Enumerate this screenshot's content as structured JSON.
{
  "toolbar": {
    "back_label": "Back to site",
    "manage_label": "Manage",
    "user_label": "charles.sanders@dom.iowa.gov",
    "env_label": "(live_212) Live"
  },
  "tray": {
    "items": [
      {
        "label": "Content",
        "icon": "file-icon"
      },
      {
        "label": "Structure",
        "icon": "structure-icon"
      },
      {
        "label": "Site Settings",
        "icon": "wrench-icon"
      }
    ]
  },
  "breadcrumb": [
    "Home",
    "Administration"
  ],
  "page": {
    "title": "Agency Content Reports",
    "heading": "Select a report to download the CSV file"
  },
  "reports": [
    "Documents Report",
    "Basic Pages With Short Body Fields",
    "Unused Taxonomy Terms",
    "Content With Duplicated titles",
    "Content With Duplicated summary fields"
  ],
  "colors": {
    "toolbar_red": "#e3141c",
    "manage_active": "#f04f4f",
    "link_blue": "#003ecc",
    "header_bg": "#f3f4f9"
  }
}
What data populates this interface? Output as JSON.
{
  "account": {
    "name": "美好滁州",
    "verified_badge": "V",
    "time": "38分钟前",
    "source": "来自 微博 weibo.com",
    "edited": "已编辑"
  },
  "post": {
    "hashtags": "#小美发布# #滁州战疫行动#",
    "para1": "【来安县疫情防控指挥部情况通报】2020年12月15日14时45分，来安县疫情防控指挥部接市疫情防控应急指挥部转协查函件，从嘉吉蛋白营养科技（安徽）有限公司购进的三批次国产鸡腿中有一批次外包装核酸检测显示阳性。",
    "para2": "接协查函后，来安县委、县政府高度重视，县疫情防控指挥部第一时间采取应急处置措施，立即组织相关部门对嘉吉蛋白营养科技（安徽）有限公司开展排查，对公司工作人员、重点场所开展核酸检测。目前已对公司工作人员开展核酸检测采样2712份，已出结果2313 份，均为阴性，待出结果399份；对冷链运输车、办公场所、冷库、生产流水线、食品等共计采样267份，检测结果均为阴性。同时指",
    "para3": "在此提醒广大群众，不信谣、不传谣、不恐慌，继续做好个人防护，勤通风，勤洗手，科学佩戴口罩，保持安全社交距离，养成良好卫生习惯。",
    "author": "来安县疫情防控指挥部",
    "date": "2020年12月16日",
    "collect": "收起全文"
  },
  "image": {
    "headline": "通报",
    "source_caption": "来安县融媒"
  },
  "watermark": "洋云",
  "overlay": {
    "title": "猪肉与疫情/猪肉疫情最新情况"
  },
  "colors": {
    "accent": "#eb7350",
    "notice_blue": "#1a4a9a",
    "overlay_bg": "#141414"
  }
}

INSTRUCTIONS FOR THE TASK – Check every line of the data above for the string "Duplicated", and copy those that have it.

FINAL RESULT –
    "Content With Duplicated titles",
    "Content With Duplicated summary fields"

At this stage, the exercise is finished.